• **Supplied data**
BEGIN
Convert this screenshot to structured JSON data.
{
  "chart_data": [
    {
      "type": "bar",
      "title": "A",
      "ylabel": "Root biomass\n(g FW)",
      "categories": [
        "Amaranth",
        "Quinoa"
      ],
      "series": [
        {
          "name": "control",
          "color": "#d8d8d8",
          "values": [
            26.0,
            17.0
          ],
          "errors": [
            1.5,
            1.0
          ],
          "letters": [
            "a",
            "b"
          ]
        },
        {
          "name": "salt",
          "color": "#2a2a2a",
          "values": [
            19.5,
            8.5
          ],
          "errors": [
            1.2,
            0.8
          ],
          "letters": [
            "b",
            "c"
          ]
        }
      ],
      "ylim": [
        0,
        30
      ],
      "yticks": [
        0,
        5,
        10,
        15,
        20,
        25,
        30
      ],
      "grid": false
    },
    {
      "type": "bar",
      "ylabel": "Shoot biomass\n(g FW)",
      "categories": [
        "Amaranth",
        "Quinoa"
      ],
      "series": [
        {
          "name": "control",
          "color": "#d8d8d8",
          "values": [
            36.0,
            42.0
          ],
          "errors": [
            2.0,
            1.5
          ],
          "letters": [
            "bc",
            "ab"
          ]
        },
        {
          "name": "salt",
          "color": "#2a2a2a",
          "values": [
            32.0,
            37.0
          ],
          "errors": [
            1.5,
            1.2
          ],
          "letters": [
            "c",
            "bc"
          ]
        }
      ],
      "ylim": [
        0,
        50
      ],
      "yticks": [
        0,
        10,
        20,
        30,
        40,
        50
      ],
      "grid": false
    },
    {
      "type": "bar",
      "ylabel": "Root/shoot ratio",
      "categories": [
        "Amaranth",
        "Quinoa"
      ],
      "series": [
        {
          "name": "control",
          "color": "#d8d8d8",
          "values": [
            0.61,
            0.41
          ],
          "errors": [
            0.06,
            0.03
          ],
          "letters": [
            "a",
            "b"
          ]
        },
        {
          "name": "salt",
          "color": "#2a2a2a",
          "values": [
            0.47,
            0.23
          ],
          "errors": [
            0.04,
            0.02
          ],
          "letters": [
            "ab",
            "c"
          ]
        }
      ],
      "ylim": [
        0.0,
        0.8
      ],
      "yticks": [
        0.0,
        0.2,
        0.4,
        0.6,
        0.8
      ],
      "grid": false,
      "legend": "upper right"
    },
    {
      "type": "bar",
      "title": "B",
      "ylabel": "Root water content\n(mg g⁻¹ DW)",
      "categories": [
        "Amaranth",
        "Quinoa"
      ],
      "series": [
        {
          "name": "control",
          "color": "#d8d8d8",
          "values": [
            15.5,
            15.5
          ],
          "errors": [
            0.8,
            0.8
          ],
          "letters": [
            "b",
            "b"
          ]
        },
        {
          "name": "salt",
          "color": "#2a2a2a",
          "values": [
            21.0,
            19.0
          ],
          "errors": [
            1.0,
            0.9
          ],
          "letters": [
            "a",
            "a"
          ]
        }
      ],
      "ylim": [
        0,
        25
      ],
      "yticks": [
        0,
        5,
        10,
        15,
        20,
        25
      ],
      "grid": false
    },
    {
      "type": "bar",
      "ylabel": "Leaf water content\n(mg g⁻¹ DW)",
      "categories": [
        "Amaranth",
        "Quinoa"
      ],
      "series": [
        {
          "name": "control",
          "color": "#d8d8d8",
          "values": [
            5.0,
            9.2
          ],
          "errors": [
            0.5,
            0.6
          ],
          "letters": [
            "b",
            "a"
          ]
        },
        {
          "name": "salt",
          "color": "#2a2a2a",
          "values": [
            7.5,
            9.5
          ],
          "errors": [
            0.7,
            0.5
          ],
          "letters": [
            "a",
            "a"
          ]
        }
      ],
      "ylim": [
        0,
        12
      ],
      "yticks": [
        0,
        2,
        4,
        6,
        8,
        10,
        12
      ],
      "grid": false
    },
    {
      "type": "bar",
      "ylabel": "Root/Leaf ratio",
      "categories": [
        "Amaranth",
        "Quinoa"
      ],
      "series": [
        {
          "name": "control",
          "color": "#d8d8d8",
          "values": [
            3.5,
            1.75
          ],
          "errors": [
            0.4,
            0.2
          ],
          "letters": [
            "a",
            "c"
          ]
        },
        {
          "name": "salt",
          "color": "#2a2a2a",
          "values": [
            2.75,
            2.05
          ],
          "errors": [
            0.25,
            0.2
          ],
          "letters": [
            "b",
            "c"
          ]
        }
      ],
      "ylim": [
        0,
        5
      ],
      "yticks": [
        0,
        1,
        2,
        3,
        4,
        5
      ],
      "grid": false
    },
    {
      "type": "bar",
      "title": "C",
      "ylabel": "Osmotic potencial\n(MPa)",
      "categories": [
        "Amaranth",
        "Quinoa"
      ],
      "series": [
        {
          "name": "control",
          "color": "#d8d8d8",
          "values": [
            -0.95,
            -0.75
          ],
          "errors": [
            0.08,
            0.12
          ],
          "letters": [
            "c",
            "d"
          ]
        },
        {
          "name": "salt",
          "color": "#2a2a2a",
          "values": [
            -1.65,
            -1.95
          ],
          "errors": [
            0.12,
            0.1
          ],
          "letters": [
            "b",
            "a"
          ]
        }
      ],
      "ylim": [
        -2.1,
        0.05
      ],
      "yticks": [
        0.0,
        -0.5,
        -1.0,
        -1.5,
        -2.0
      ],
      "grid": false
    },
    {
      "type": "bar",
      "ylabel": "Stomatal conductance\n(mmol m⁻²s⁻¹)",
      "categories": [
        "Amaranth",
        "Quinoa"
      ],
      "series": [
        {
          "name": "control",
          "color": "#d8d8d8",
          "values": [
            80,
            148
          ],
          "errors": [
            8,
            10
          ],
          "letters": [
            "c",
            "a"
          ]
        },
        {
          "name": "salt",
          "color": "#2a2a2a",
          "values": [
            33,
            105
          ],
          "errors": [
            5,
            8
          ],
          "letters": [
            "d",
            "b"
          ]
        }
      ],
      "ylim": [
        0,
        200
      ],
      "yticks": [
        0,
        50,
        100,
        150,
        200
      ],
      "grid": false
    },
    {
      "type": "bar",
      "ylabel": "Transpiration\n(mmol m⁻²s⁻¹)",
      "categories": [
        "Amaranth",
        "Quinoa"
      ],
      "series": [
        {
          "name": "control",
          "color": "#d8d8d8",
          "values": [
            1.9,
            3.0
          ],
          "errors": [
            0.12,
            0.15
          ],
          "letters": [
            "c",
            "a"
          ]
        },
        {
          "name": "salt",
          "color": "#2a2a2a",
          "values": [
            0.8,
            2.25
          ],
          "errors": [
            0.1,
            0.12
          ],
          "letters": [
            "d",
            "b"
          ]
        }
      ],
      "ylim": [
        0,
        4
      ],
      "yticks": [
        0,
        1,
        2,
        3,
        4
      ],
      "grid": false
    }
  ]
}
END
• **Goal**
Write out every entry word for word.

• **Written solution**
Convert this screenshot to structured JSON data.
{
  "chart_data": [
    {
      "type": "bar",
      "title": "A",
      "ylabel": "Root biomass\n(g FW)",
      "categories": [
        "Amaranth",
        "Quinoa"
      ],
      "series": [
        {
          "name": "control",
          "color": "#d8d8d8",
          "values": [
            26.0,
            17.0
          ],
          "errors": [
            1.5,
            1.0
          ],
          "letters": [
            "a",
            "b"
          ]
        },
        {
          "name": "salt",
          "color": "#2a2a2a",
          "values": [
            19.5,
            8.5
          ],
          "errors": [
            1.2,
            0.8
          ],
          "letters": [
            "b",
            "c"
          ]
        }
      ],
      "ylim": [
        0,
        30
      ],
      "yticks": [
        0,
        5,
        10,
        15,
        20,
        25,
        30
      ],
      "grid": false
    },
    {
      "type": "bar",
      "ylabel": "Shoot biomass\n(g FW)",
      "categories": [
        "Amaranth",
        "Quinoa"
      ],
      "series": [
        {
          "name": "control",
          "color": "#d8d8d8",
          "values": [
            36.0,
            42.0
          ],
          "errors": [
            2.0,
            1.5
          ],
          "letters": [
            "bc",
            "ab"
          ]
        },
        {
          "name": "salt",
          "color": "#2a2a2a",
          "values": [
            32.0,
            37.0
          ],
          "errors": [
            1.5,
            1.2
          ],
          "letters": [
            "c",
            "bc"
          ]
        }
      ],
      "ylim": [
        0,
        50
      ],
      "yticks": [
        0,
        10,
        20,
        30,
        40,
        50
      ],
      "grid": false
    },
    {
      "type": "bar",
      "ylabel": "Root/shoot ratio",
      "categories": [
        "Amaranth",
        "Quinoa"
      ],
      "series": [
        {
          "name": "control",
          "color": "#d8d8d8",
          "values": [
            0.61,
            0.41
          ],
          "errors": [
            0.06,
            0.03
          ],
          "letters": [
            "a",
            "b"
          ]
        },
        {
          "name": "salt",
          "color": "#2a2a2a",
          "values": [
            0.47,
            0.23
          ],
          "errors": [
            0.04,
            0.02
          ],
          "letters": [
            "ab",
            "c"
          ]
        }
      ],
      "ylim": [
        0.0,
        0.8
      ],
      "yticks": [
        0.0,
        0.2,
        0.4,
        0.6,
        0.8
      ],
      "grid": false,
      "legend": "upper right"
    },
    {
      "type": "bar",
      "title": "B",
      "ylabel": "Root water content\n(mg g⁻¹ DW)",
      "categories": [
        "Amaranth",
        "Quinoa"
      ],
      "series": [
        {
          "name": "control",
          "color": "#d8d8d8",
          "values": [
            15.5,
            15.5
          ],
          "errors": [
            0.8,
            0.8
          ],
          "letters": [
            "b",
            "b"
          ]
        },
        {
          "name": "salt",
          "color": "#2a2a2a",
          "values": [
            21.0,
            19.0
          ],
          "errors": [
            1.0,
            0.9
          ],
          "letters": [
            "a",
            "a"
          ]
        }
      ],
      "ylim": [
        0,
        25
      ],
      "yticks": [
        0,
        5,
        10,
        15,
        20,
        25
      ],
      "grid": false
    },
    {
      "type": "bar",
      "ylabel": "Leaf water content\n(mg g⁻¹ DW)",
      "categories": [
        "Amaranth",
        "Quinoa"
      ],
      "series": [
        {
          "name": "control",
          "color": "#d8d8d8",
          "values": [
            5.0,
            9.2
          ],
          "errors": [
            0.5,
            0.6
          ],
          "letters": [
            "b",
            "a"
          ]
        },
        {
          "name": "salt",
          "color": "#2a2a2a",
          "values": [
            7.5,
            9.5
          ],
          "errors": [
            0.7,
            0.5
          ],
          "letters": [
            "a",
            "a"
          ]
        }
      ],
      "ylim": [
        0,
        12
      ],
      "yticks": [
        0,
        2,
        4,
        6,
        8,
        10,
        12
      ],
      "grid": false
    },
    {
      "type": "bar",
      "ylabel": "Root/Leaf ratio",
      "categories": [
        "Amaranth",
        "Quinoa"
      ],
      "series": [
        {
          "name": "control",
          "color": "#d8d8d8",
          "values": [
            3.5,
            1.75
          ],
          "errors": [
            0.4,
            0.2
          ],
          "letters": [
            "a",
            "c"
          ]
        },
        {
          "name": "salt",
          "color": "#2a2a2a",
          "values": [
            2.75,
            2.05
          ],
          "errors": [
            0.25,
            0.2
          ],
          "letters": [
            "b",
            "c"
          ]
        }
      ],
      "ylim": [
        0,
        5
      ],
      "yticks": [
        0,
        1,
        2,
        3,
        4,
        5
      ],
      "grid": false
    },
    {
      "type": "bar",
      "title": "C",
      "ylabel": "Osmotic potencial\n(MPa)",
      "categories": [
        "Amaranth",
        "Quinoa"
      ],
      "series": [
        {
          "name": "control",
          "color": "#d8d8d8",
          "values": [
            -0.95,
            -0.75
          ],
          "errors": [
            0.08,
            0.12
          ],
          "letters": [
            "c",
            "d"
          ]
        },
        {
          "name": "salt",
          "color": "#2a2a2a",
          "values": [
            -1.65,
            -1.95
          ],
          "errors": [
            0.12,
            0.1
          ],
          "letters": [
            "b",
            "a"
          ]
        }
      ],
      "ylim": [
        -2.1,
        0.05
      ],
      "yticks": [
        0.0,
        -0.5,
        -1.0,
        -1.5,
        -2.0
      ],
      "grid": false
    },
    {
      "type": "bar",
      "ylabel": "Stomatal conductance\n(mmol m⁻²s⁻¹)",
      "categories": [
        "Amaranth",
        "Quinoa"
      ],
      "series": [
        {
          "name": "control",
          "color": "#d8d8d8",
          "values": [
            80,
            148
          ],
          "errors": [
            8,
            10
          ],
          "letters": [
            "c",
            "a"
          ]
        },
        {
          "name": "salt",
          "color": "#2a2a2a",
          "values": [
            33,
            105
          ],
          "errors": [
            5,
            8
          ],
          "letters": [
            "d",
            "b"
          ]
        }
      ],
      "ylim": [
        0,
        200
      ],
      "yticks": [
        0,
        50,
        100,
        150,
        200
      ],
      "grid": false
    },
    {
      "type": "bar",
      "ylabel": "Transpiration\n(mmol m⁻²s⁻¹)",
      "categories": [
        "Amaranth",
        "Quinoa"
      ],
      "series": [
        {
          "name": "control",
          "color": "#d8d8d8",
          "values": [
            1.9,
            3.0
          ],
          "errors": [
            0.12,
            0.15
          ],
          "letters": [
            "c",
            "a"
          ]
        },
        {
          "name": "salt",
          "color": "#2a2a2a",
          "values": [
            0.8,
            2.25
          ],
          "errors": [
            0.1,
            0.12
          ],
          "letters": [
            "d",
            "b"
          ]
        }
      ],
      "ylim": [
        0,
        4
      ],
      "yticks": [
        0,
        1,
        2,
        3,
        4
      ],
      "grid": false
    }
  ]
}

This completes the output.